REQUIRED WORK: Write out, word for word, only the lines from the one containing "Enumerate this screenshot's" through the final line of the data.

--- begin DATA FOR THE TASK ---

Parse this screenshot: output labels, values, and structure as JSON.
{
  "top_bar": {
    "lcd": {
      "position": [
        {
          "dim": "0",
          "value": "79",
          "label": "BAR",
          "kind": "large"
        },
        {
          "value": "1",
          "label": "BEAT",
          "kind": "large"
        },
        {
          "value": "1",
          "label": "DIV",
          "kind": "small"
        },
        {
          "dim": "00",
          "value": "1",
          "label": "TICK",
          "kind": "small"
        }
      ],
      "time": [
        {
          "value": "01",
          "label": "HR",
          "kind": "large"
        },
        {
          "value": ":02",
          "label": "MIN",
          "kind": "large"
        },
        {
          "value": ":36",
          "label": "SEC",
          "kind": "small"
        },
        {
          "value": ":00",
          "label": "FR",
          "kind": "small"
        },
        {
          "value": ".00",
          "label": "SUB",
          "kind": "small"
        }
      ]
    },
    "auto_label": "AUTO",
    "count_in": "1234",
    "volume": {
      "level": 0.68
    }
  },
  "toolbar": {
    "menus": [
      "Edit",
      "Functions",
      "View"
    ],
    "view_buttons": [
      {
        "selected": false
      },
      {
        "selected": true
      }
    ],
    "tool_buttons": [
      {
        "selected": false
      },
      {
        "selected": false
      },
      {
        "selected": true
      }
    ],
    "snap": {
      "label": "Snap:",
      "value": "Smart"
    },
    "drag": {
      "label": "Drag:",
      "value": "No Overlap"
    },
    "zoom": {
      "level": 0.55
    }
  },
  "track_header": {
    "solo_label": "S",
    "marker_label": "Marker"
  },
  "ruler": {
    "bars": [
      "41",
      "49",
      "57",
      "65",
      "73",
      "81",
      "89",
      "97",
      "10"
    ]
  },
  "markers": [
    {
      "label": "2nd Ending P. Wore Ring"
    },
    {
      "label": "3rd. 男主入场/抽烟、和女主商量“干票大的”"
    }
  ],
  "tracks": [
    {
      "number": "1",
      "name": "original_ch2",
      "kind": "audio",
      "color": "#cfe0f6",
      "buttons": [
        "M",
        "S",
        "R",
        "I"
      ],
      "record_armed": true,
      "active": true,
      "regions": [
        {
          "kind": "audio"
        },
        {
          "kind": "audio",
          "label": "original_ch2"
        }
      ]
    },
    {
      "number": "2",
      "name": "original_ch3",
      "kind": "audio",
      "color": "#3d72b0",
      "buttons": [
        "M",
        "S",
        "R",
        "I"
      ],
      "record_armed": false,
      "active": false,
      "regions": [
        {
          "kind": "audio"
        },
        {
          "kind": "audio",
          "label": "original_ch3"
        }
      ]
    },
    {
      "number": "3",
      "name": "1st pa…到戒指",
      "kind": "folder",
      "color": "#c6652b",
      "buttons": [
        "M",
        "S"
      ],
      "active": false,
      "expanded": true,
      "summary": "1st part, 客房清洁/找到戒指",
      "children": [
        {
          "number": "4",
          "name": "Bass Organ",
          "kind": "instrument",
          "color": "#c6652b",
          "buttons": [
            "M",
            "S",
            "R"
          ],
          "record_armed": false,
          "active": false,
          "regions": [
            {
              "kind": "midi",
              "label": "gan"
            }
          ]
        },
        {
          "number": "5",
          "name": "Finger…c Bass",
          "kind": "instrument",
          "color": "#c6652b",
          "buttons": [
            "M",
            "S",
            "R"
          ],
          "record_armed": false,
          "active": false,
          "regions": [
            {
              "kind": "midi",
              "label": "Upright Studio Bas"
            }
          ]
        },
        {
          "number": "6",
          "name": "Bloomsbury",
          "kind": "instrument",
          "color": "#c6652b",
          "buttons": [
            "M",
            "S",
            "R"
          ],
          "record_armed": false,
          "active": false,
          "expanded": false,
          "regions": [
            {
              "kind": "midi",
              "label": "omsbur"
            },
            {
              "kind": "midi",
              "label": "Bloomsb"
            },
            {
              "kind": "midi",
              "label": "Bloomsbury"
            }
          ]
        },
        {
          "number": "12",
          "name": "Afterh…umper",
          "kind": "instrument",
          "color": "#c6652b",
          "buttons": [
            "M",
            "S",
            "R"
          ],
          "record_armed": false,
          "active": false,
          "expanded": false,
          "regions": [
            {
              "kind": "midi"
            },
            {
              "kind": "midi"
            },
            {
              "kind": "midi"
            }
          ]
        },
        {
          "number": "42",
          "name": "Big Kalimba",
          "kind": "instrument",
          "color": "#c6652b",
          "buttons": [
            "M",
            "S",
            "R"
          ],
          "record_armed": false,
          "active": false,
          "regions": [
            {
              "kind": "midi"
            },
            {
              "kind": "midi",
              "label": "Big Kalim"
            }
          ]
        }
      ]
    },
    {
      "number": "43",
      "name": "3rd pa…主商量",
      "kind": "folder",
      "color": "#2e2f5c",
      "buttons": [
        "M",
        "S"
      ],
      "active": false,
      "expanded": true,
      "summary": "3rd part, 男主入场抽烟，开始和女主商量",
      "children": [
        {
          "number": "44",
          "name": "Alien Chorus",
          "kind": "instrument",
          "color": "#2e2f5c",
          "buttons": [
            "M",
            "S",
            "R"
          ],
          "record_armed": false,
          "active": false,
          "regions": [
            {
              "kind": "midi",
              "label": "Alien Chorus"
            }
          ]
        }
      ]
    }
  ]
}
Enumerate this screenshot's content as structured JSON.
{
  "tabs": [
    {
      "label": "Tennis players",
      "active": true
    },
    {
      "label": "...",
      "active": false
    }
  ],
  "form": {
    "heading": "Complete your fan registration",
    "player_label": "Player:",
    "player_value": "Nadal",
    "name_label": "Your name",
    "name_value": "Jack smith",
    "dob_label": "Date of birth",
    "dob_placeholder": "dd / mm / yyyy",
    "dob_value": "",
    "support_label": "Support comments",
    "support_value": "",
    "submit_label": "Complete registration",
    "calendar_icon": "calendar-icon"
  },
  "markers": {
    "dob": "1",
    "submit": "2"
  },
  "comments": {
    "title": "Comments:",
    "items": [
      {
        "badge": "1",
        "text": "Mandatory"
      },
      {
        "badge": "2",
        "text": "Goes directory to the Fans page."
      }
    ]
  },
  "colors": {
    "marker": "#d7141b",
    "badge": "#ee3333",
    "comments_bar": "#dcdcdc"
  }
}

--- end DATA FOR THE TASK ---

OUTPUT FOR THIS TASK:
Enumerate this screenshot's content as structured JSON.
{
  "tabs": [
    {
      "label": "Tennis players",
      "active": true
    },
    {
      "label": "...",
      "active": false
    }
  ],
  "form": {
    "heading": "Complete your fan registration",
    "player_label": "Player:",
    "player_value": "Nadal",
    "name_label": "Your name",
    "name_value": "Jack smith",
    "dob_label": "Date of birth",
    "dob_placeholder": "dd / mm / yyyy",
    "dob_value": "",
    "support_label": "Support comments",
    "support_value": "",
    "submit_label": "Complete registration",
    "calendar_icon": "calendar-icon"
  },
  "markers": {
    "dob": "1",
    "submit": "2"
  },
  "comments": {
    "title": "Comments:",
    "items": [
      {
        "badge": "1",
        "text": "Mandatory"
      },
      {
        "badge": "2",
        "text": "Goes directory to the Fans page."
      }
    ]
  },
  "colors": {
    "marker": "#d7141b",
    "badge": "#ee3333",
    "comments_bar": "#dcdcdc"
  }
}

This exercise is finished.